* Begin Source extract *
USC must use it wisely. No more hit-and-miss basketball searches. No more "I've got a guy we can get," whispers from one displaced HH'er to another as they pass by at University Village.
No more chicken-with-their-heads-cut-off going who knows where and why. USC has the time. Haden & Co. must use it well.
But before we consider the best way to qualify exactly which coaches the Trojans' search should be identifying, USC must start from a place well before that.
From a place that's been debated quite a bit around here.
Just what should USC basketball be? What can it be? What must it be? And why?
It's a subject for serious thought. Does USC basketball matter? If not, could it? And if so, why should it and how could it?
This is not a debate they're having at UCLA right now as Ben Howland's fate clearly seems to be hanging in the balance. History has determined that for the Bruins. Just as it made them pursue that overpriced $160 million plus Pauley Pavilion renovation that will host USC Wednesday.
But for USC, where the "Never had a program, never gonna' have a program, no one cares" storyline seems to sum up the history in a sentence, it's a bit of a different discussion. Football is king and the basketball people know it.
But does that mean you can just mail basketball in, as USC has for the last four years?
With Galen Center at its disposal, you cannot without looking like complete fools. If the Trojans were still renting out the Sports Arena, that would be different. But the location of Galen, and USC, on the lively Figueroa Corridor, the top urban development in the U.S. the past 25 years, demands USC take advantage of it without delay.
USC must extend the USC brand and project a university-wide sense of smart decision-making to basketball, especially since it can be done with no additional cost. The expanded revenues of a top national program easily would outpace the additional expenditures.
Let's face it, it costs a lot to put on a lousy show in basketball the way USC has recently on both the men's and women's sides. And not just in dollars. There's a reputational cost as well.
The rationale right now seems to have been that "Sure, it's worth doing, just not worth doing well." But should any USC program, academic or athletic, just go through the motions?
It's a rhetorical question. So where to start? How to do this?
USC is fortunate here. There is one place to start and one person -- Tim Floyd. We know that many people, Tim included, feel the breach was too broad, the separation too complete, for things to be healed.
But there should be some sort of sitdown. Due diligence would require Haden to at least do that much. If some things on both sides could be changed, and USC and Tim could go along with those, then the search is over.
Floyd had it all. An NBA guy who loved the college game, loved recruiting, loved coaching kids and preparing them for what comes next. He got what USC was and what its basketball program could be.
Start there in El Paso. Qualify Floyd's interest. Talk it out. Make sure. Then and only then, move on if the gulf can't be bridged. But not until. USC has the time. And as much as we admire Bob Cantu hanging in there through four head coaches, we're hoping his finish this year gets him a look for a Big West-type head job.
Use the extra time now to convene some of the big thinkers around USC athletics, the Trojan community, faculty and campus, to define exactly what USC basketball should be and where it should go and how and with whom it should go there. Don't hurry through this part.
* End Source extract *
Work to complete:
What does the USC basketball column say?
1. What building were the Trojans renting out before Galen Center?
2. What price does it give for the Pauley Pavilion renovation?
3. Who is named as the one person to start with?
Rely on the USC basketball column alone.
* Begin Provided records *
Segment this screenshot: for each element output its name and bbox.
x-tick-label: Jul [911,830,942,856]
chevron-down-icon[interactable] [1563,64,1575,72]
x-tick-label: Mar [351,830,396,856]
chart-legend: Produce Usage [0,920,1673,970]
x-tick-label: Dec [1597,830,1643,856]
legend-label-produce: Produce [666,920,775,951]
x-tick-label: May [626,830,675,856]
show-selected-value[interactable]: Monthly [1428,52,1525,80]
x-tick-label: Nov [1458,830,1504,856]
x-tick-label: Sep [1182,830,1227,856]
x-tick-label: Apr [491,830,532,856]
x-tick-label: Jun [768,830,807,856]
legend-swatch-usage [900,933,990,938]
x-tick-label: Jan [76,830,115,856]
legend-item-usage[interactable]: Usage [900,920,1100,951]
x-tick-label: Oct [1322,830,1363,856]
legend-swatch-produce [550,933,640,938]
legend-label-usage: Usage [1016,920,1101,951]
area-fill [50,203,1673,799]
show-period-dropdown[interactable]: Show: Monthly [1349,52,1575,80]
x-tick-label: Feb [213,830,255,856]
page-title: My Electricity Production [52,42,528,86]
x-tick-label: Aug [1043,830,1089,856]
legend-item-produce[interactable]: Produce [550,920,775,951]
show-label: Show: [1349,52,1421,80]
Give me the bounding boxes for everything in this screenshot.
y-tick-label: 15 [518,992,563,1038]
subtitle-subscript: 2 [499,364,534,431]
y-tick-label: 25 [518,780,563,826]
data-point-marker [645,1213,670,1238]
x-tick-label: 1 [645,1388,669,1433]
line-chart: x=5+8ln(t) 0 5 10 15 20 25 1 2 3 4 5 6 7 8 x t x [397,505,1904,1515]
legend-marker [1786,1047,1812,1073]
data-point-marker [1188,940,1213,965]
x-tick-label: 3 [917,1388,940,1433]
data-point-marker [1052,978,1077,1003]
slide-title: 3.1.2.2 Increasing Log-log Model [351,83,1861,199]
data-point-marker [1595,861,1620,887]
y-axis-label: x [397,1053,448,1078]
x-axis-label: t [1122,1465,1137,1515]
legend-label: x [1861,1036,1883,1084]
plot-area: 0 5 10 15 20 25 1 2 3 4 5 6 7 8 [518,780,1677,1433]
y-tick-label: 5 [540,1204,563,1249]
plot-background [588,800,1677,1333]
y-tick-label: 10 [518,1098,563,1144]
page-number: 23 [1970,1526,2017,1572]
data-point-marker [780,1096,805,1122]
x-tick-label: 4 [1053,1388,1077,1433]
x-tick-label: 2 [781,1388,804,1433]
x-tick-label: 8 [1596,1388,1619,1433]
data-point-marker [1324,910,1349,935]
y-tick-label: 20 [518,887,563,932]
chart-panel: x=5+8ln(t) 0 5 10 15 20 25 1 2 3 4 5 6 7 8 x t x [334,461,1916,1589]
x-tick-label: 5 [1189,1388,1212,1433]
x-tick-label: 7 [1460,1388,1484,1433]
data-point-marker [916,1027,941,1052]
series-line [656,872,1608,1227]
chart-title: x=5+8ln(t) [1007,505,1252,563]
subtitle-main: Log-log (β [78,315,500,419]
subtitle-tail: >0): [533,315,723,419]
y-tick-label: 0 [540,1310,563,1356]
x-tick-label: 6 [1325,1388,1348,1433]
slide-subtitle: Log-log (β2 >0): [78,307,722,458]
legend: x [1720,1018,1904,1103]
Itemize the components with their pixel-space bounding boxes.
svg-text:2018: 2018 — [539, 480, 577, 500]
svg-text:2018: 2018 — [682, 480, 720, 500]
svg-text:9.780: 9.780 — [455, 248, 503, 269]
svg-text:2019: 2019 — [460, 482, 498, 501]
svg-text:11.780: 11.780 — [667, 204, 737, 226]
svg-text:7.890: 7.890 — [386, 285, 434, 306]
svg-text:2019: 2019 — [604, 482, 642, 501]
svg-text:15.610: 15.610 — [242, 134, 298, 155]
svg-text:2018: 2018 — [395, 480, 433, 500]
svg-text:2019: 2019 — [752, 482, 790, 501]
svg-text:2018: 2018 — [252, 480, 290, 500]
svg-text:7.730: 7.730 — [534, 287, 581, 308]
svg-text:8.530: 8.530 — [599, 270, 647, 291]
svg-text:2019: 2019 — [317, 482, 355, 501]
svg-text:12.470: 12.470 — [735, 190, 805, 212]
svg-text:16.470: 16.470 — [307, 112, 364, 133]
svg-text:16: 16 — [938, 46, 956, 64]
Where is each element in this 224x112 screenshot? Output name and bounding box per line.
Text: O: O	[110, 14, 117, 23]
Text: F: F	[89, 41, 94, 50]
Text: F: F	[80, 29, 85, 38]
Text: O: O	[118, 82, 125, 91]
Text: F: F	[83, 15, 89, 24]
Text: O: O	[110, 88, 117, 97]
* End Provided records *
Full answer:
1. The Sports Arena
2. $160 million plus
3. Tim Floyd